Record set —
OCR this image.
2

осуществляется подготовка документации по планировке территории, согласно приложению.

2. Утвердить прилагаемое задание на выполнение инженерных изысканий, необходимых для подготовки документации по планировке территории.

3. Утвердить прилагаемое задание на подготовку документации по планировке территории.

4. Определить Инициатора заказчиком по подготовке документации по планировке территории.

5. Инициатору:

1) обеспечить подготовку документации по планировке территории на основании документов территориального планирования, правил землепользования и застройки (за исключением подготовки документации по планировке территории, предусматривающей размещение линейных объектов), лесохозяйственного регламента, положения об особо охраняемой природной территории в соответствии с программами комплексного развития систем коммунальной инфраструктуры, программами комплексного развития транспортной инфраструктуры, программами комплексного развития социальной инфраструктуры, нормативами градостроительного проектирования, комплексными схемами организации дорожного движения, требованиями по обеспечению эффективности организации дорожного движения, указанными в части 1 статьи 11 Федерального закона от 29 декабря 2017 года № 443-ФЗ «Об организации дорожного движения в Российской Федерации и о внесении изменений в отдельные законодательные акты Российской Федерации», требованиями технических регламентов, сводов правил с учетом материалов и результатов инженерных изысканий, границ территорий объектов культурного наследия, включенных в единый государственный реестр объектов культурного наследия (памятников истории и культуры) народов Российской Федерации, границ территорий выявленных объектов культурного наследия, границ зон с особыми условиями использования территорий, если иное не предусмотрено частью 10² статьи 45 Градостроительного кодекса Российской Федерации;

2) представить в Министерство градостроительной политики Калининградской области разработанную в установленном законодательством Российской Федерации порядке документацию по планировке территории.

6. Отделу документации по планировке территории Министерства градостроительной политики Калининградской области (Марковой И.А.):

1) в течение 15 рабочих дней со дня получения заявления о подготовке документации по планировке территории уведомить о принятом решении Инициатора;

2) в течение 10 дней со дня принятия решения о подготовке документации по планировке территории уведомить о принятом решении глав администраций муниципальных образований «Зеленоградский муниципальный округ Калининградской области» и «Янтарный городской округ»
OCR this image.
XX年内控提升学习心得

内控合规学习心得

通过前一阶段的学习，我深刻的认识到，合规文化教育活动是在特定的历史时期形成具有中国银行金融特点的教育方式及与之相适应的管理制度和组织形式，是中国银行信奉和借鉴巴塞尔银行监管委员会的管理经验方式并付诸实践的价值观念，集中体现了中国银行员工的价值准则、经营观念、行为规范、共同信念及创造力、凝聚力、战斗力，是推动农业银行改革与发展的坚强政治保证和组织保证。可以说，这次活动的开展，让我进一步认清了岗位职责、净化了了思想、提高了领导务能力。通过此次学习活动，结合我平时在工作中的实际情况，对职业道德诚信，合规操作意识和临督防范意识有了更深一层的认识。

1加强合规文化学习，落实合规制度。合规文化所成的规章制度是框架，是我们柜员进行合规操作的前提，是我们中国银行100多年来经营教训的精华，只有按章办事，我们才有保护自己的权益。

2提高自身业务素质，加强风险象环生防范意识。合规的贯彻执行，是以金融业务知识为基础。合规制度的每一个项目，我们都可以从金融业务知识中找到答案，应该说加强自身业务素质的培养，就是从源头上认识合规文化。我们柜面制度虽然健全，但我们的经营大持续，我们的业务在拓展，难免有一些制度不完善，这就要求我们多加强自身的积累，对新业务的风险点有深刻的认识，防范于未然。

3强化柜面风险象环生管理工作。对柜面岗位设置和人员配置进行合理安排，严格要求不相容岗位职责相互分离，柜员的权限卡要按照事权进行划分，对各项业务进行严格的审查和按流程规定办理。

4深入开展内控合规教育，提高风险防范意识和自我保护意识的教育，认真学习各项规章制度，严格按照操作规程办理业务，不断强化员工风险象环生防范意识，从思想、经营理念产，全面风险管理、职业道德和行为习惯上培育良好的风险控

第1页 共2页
==
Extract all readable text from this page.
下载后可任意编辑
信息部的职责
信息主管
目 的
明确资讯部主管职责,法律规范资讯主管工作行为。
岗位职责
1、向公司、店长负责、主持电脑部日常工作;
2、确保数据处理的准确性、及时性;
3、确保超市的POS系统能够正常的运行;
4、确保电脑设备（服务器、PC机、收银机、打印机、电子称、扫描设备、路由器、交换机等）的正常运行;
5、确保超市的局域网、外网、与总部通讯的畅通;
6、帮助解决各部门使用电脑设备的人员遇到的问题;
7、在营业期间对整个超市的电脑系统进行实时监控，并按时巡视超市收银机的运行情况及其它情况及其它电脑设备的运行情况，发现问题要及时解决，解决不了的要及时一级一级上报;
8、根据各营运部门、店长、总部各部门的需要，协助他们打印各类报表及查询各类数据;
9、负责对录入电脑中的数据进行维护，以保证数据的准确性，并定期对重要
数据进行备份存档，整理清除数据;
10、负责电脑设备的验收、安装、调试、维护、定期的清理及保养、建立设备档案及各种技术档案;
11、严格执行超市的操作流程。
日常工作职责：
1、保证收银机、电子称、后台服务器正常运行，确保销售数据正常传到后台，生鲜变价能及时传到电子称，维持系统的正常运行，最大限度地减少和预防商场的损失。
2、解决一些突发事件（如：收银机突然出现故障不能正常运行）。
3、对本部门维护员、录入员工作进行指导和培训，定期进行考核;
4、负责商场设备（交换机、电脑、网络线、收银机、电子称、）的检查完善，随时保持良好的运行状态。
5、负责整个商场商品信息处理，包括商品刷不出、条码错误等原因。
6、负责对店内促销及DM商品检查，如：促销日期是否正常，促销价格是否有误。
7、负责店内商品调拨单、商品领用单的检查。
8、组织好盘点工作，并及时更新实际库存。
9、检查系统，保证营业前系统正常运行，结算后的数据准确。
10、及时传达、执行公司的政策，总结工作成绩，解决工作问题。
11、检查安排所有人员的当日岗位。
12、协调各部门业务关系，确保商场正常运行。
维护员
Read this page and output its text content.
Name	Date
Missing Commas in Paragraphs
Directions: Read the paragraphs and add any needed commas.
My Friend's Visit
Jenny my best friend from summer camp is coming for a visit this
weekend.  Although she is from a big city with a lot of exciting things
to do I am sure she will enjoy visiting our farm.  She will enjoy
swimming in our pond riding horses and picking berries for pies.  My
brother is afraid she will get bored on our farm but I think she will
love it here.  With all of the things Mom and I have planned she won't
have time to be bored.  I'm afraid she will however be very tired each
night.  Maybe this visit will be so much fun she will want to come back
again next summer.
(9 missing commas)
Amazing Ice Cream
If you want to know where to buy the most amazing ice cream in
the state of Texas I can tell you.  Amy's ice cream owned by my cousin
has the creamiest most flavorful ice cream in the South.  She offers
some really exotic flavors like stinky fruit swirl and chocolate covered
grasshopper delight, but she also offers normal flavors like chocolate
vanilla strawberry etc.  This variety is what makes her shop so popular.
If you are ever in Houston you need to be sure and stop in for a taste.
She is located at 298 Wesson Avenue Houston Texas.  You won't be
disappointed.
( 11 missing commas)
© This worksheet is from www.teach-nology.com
--
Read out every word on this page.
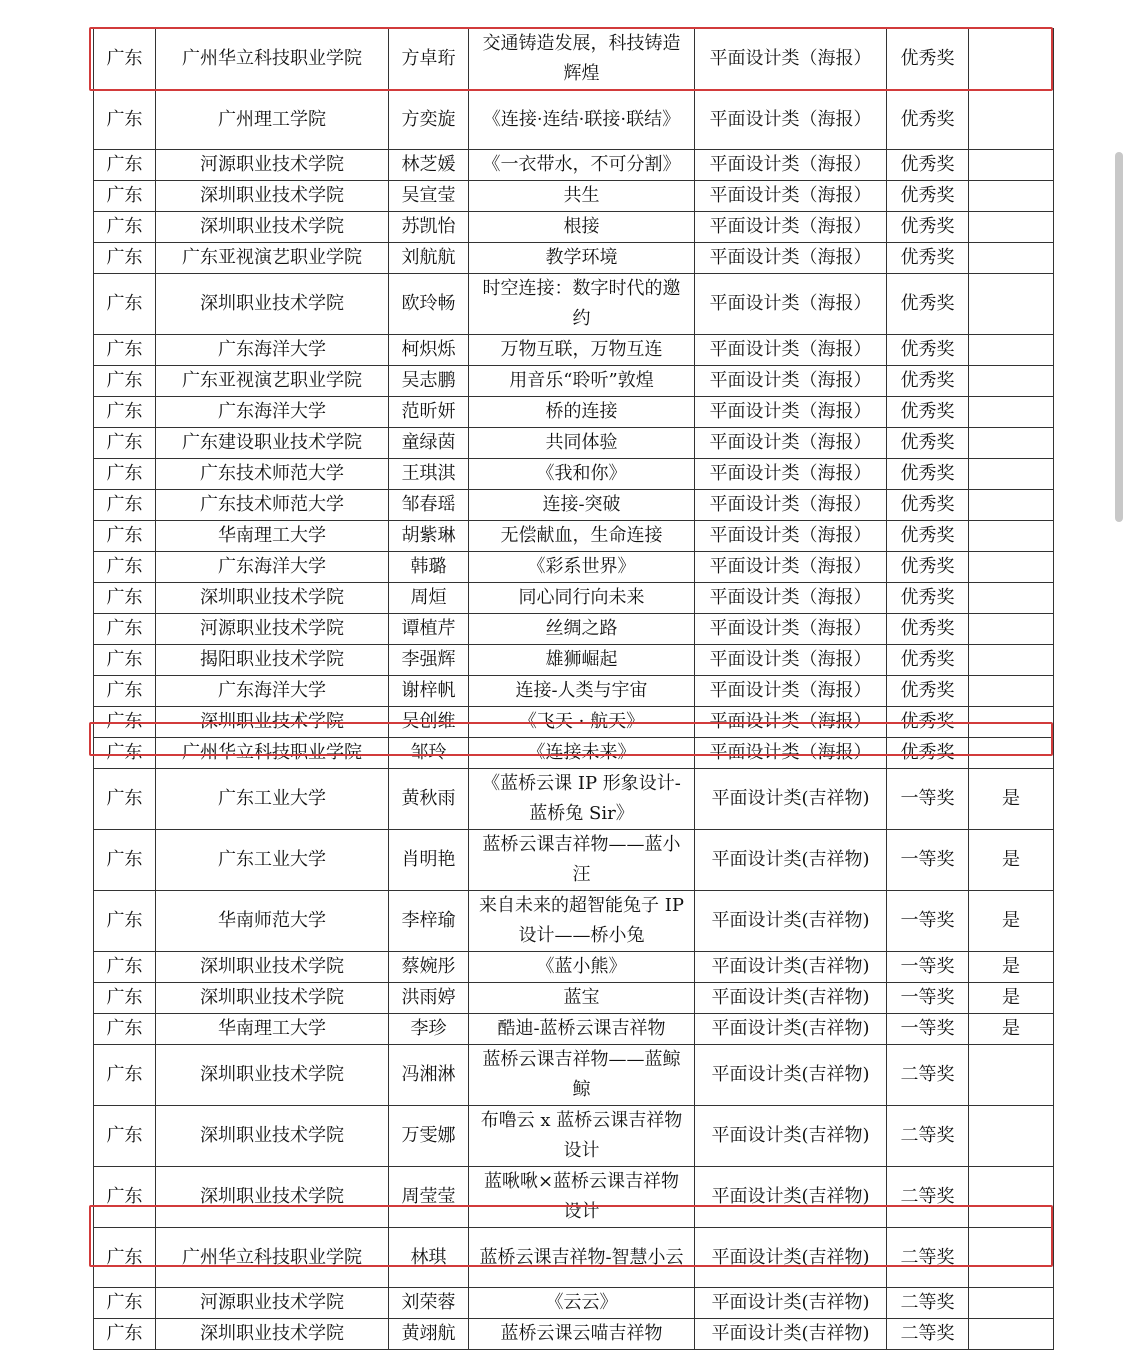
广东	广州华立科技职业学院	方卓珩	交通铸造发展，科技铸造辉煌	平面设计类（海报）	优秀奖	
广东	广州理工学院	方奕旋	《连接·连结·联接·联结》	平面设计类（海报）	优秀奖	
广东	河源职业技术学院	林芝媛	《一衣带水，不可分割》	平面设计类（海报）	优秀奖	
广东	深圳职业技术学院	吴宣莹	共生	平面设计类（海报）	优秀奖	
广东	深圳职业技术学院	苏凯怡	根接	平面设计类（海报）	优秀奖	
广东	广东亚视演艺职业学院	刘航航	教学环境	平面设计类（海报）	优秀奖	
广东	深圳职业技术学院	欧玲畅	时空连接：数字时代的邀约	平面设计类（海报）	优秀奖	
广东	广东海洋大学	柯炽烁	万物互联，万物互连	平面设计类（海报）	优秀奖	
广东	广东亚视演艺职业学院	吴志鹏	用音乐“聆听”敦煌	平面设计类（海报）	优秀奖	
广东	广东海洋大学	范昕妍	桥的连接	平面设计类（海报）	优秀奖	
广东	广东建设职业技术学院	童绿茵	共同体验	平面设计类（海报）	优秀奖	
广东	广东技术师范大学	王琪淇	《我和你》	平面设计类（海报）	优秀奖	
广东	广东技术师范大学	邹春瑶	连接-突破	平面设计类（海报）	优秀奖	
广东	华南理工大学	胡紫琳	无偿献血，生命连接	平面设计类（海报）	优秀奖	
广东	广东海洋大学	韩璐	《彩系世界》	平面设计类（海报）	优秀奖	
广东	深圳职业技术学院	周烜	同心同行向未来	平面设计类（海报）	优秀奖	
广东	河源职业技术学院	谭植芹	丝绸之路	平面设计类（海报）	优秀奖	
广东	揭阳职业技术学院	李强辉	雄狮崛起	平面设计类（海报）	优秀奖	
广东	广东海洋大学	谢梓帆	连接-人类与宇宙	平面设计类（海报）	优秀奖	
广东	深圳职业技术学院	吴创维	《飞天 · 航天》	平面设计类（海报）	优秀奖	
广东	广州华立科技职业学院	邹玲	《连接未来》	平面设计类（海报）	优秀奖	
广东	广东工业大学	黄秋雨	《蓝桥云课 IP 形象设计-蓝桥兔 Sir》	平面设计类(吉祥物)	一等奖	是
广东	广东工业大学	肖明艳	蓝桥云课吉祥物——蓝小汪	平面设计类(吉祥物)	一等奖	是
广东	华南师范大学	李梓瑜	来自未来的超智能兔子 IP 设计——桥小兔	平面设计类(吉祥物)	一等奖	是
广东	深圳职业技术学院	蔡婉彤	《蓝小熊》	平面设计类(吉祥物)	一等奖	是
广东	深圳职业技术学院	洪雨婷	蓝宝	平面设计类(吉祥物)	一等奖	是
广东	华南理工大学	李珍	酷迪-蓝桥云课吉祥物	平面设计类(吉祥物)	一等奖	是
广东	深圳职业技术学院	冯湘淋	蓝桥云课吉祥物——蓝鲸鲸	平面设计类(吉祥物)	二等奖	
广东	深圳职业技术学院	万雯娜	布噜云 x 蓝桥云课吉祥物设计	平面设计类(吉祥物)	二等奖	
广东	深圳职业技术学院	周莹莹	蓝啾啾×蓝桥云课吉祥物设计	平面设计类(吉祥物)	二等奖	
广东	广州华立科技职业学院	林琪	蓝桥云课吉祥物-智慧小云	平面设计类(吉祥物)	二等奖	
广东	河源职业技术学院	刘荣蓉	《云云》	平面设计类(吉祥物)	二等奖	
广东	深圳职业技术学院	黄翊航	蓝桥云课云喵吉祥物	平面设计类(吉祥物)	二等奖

Directions for this task — Select the lines in this material that hold the word "Houston", leaving none out.

Final answer —
If you are ever in Houston you need to be sure and stop in for a taste.
She is located at 298 Wesson Avenue Houston Texas.  You won't be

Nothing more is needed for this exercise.